• **DOCUMENT TEXT**
>>

IBM released a very smart way to switch Android devices to HTTPS communication with IBM Notes Traveler servers:

http://www-01.ibm.com/support/docview.wss?uid=swg21993951&myns=swglotus&mynp=OCSSYRPW&mync=E&cm_sp=swglotus-_-OCSSYRPW-_-E

Problem

Your IBM Verse for Android applications connect to your on-premises IBM Traveler server using an unencrypted HTTP connection instead of an encrypted HTTPS connection. Since the IBM Traveler server can use unencrypted HTTP connections immediately without any additional setup, some installations may have skipped the HTTPS setup procedures prior to deploying Verse for Android to users. To ensure that all your communications are encrypted, first enable HTTPS either on your IBM Traveler server or on an edge proxy. Then ensure the IBM Verse for Android app begins using the encrypted connection without requiring any manual intervention from your users.

Resolving the problem
This feature requires the following components at the specified minimum version levels:
· IBM Traveler server, version 9.0.1.15 (or later)

<<

• **Stored dataset items**
>>

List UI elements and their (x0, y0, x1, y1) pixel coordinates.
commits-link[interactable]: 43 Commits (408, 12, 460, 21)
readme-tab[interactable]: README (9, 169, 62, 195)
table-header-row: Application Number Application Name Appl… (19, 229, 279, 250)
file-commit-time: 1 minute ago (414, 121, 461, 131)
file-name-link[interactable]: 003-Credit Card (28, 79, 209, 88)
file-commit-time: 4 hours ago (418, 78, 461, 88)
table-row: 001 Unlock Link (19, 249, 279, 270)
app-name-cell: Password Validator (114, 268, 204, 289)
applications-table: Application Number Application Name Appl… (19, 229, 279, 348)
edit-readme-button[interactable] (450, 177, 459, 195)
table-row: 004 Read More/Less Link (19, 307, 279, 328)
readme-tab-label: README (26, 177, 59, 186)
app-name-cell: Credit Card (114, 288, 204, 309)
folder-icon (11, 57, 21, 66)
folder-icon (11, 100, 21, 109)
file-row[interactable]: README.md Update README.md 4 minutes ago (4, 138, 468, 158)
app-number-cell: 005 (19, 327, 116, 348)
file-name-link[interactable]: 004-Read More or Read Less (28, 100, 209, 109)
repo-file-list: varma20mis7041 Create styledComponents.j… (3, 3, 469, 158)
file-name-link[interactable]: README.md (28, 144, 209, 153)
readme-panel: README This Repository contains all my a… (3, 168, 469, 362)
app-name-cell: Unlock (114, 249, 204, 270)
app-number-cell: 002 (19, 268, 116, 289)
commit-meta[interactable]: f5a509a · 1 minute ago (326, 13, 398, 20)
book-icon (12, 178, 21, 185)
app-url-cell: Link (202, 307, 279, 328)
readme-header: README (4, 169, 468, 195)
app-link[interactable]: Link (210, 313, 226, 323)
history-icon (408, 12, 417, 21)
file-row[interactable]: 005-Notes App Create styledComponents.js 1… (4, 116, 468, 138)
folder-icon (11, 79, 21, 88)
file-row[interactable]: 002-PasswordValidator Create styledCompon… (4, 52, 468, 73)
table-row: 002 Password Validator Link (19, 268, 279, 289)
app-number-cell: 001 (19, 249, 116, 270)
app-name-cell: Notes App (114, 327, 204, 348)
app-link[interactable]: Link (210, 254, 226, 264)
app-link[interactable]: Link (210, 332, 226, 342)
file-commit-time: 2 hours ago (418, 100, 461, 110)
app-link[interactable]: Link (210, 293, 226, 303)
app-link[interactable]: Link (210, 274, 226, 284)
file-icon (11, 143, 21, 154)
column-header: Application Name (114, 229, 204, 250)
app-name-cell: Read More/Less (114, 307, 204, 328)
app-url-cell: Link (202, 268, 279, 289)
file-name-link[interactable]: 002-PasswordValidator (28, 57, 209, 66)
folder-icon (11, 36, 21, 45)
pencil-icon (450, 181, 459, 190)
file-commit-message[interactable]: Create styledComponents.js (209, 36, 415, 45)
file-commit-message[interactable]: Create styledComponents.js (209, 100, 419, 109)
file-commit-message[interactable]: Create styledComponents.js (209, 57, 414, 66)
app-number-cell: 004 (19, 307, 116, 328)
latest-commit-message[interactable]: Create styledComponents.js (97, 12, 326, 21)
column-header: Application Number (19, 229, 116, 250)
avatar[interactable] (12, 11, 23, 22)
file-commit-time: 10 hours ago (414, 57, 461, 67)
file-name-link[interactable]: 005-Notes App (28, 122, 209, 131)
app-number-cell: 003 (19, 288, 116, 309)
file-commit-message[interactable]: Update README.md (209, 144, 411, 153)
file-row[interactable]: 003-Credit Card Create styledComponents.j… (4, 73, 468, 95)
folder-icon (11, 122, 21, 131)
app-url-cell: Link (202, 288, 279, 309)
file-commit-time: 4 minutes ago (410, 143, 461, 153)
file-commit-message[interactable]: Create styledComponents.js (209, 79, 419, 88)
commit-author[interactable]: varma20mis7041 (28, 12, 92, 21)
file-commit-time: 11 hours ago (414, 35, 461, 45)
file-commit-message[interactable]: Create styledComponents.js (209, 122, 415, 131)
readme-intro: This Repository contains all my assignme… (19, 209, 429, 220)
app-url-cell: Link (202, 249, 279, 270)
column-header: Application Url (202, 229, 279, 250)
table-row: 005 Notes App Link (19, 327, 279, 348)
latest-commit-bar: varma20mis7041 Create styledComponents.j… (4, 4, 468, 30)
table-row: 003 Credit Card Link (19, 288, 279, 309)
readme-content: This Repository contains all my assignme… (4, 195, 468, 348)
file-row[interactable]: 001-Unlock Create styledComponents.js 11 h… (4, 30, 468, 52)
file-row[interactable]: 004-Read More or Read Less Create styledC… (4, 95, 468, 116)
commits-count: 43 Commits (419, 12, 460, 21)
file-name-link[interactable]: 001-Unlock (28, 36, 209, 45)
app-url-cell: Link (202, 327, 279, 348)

<<

• **THINGS TO DO**
• 1. From the IBM Traveler excerpt, print the passage from "Your IBM Verse" to "from your users.".
• 2. According to the IBM Traveler excerpt, what minimum IBM Traveler server version does this feature require?
• 3. List every distinct product name beginning with "IBM" that the IBM Traveler excerpt mentions.
The lines have no connection to the IBM Traveler excerpt.

• **ANSWERS FOR THE TASKS**
• 1.
Your IBM Verse for Android applications connect to your on-premises IBM Traveler server using an unencrypted HTTP connection instead of an encrypted HTTPS connection. Since the IBM Traveler server can use unencrypted HTTP connections immediately without any additional setup, some installations may have skipped the HTTPS setup procedures prior to deploying Verse for Android to users. To ensure that all your communications are encrypted, first enable HTTPS either on your IBM Traveler server or on an edge proxy. Then ensure the IBM Verse for Android app begins using the encrypted connection without requiring any manual intervention from your users.

• 2. Version 9.0.1.15 (or later).

• 3.
IBM Notes Traveler
IBM Verse for Android
IBM Traveler